WHAT IS REQUIRED –
Look through the listing below and report how many lines contain "Sucharit", as a bare number.

Items from a dataset:

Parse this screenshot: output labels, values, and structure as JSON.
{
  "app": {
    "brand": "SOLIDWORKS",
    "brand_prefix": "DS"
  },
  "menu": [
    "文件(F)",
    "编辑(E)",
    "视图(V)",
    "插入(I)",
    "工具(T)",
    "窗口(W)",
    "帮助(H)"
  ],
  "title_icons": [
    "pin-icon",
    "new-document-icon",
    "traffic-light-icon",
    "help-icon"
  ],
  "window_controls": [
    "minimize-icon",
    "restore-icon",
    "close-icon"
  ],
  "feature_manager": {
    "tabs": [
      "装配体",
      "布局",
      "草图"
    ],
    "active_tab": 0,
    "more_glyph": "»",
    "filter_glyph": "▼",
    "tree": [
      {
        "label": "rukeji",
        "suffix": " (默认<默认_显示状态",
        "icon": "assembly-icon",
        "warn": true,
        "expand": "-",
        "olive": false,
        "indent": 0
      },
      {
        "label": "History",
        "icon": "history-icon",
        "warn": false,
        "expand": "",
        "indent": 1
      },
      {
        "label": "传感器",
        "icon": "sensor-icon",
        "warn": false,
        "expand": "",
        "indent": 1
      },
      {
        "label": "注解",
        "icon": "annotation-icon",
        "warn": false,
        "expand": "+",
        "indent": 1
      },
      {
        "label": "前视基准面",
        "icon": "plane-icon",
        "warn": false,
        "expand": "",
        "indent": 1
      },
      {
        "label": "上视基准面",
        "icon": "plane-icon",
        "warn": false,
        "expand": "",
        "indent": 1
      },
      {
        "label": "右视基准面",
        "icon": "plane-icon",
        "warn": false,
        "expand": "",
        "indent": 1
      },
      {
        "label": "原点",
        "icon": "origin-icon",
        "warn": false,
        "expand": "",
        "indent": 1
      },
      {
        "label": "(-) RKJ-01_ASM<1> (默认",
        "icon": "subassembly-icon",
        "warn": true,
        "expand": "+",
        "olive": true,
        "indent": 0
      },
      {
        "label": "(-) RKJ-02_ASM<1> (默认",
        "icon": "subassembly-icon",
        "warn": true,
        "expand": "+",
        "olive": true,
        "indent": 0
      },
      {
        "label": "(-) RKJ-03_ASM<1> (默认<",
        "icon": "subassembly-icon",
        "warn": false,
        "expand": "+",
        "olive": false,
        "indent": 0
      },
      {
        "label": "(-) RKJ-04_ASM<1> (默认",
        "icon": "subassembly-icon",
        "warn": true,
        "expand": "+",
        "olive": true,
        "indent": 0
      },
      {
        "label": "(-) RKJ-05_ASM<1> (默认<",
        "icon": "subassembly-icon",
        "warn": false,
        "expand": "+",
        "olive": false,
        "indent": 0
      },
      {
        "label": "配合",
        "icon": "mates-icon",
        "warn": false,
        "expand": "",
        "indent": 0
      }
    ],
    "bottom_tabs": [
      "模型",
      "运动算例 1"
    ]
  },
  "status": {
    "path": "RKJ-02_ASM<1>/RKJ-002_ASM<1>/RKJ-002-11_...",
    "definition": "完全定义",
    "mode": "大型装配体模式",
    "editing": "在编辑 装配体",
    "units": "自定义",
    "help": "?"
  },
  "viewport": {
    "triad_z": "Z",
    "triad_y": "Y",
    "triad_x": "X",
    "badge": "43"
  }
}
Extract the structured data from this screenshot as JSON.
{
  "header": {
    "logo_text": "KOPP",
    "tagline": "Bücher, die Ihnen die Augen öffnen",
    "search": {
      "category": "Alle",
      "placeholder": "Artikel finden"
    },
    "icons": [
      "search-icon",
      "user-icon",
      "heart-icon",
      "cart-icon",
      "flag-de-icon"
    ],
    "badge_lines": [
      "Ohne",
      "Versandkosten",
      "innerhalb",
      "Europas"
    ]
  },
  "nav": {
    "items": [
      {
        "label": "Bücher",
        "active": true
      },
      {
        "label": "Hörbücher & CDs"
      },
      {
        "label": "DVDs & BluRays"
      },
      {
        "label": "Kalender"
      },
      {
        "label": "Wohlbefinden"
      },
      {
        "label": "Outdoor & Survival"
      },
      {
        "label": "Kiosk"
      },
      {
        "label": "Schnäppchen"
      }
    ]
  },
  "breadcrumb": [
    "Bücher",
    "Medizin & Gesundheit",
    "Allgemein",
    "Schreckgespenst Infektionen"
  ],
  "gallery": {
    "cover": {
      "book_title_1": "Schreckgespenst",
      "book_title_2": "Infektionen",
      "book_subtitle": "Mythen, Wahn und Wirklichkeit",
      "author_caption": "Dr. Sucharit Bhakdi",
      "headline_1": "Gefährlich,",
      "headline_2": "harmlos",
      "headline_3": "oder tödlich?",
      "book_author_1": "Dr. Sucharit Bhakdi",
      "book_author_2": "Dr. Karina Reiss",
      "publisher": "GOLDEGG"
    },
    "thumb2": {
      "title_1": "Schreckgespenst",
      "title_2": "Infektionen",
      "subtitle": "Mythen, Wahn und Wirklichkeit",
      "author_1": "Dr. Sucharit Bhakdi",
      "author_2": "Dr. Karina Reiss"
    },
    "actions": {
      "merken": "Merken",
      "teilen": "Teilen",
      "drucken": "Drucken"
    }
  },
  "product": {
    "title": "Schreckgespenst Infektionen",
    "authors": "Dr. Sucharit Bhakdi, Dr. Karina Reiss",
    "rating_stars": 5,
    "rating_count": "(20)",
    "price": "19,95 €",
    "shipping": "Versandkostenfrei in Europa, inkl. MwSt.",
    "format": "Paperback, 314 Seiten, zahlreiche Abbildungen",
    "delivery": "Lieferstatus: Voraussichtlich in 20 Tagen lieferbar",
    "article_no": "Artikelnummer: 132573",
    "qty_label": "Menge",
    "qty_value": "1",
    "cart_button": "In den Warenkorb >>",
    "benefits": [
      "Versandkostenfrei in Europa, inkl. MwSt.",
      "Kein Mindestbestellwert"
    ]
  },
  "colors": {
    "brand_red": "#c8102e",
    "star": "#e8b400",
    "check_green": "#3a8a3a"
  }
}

RESPONSE TO THIS EXERCISE –
4